**EXERCISE DETAILS:** Repeat, without any change, the entries presented below.

**GIVEN INFORMATION:**
"""

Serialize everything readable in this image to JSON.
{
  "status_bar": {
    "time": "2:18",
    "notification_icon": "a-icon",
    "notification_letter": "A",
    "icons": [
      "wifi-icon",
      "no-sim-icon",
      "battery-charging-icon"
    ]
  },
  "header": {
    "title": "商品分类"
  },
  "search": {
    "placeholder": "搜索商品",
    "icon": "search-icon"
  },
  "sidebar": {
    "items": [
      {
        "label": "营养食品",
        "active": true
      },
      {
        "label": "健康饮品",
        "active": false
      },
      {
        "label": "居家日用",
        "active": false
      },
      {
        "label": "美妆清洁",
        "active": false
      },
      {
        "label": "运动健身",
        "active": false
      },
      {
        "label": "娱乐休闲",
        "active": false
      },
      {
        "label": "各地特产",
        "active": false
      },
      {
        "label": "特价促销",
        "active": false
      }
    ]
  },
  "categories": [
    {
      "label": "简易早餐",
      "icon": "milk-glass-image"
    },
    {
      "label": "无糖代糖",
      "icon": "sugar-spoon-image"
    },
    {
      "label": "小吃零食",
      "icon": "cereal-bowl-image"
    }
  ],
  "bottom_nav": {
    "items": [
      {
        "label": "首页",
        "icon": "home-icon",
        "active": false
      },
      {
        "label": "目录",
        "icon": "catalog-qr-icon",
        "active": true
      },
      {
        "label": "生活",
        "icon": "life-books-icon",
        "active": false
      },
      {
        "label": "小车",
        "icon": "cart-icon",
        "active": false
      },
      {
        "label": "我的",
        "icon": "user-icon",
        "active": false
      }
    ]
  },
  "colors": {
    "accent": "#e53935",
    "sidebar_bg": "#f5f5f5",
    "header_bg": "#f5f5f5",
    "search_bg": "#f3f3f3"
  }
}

"""

**OUTPUT OF THE TASK:**
Serialize everything readable in this image to JSON.
{
  "status_bar": {
    "time": "2:18",
    "notification_icon": "a-icon",
    "notification_letter": "A",
    "icons": [
      "wifi-icon",
      "no-sim-icon",
      "battery-charging-icon"
    ]
  },
  "header": {
    "title": "商品分类"
  },
  "search": {
    "placeholder": "搜索商品",
    "icon": "search-icon"
  },
  "sidebar": {
    "items": [
      {
        "label": "营养食品",
        "active": true
      },
      {
        "label": "健康饮品",
        "active": false
      },
      {
        "label": "居家日用",
        "active": false
      },
      {
        "label": "美妆清洁",
        "active": false
      },
      {
        "label": "运动健身",
        "active": false
      },
      {
        "label": "娱乐休闲",
        "active": false
      },
      {
        "label": "各地特产",
        "active": false
      },
      {
        "label": "特价促销",
        "active": false
      }
    ]
  },
  "categories": [
    {
      "label": "简易早餐",
      "icon": "milk-glass-image"
    },
    {
      "label": "无糖代糖",
      "icon": "sugar-spoon-image"
    },
    {
      "label": "小吃零食",
      "icon": "cereal-bowl-image"
    }
  ],
  "bottom_nav": {
    "items": [
      {
        "label": "首页",
        "icon": "home-icon",
        "active": false
      },
      {
        "label": "目录",
        "icon": "catalog-qr-icon",
        "active": true
      },
      {
        "label": "生活",
        "icon": "life-books-icon",
        "active": false
      },
      {
        "label": "小车",
        "icon": "cart-icon",
        "active": false
      },
      {
        "label": "我的",
        "icon": "user-icon",
        "active": false
      }
    ]
  },
  "colors": {
    "accent": "#e53935",
    "sidebar_bg": "#f5f5f5",
    "header_bg": "#f5f5f5",
    "search_bg": "#f3f3f3"
  }
}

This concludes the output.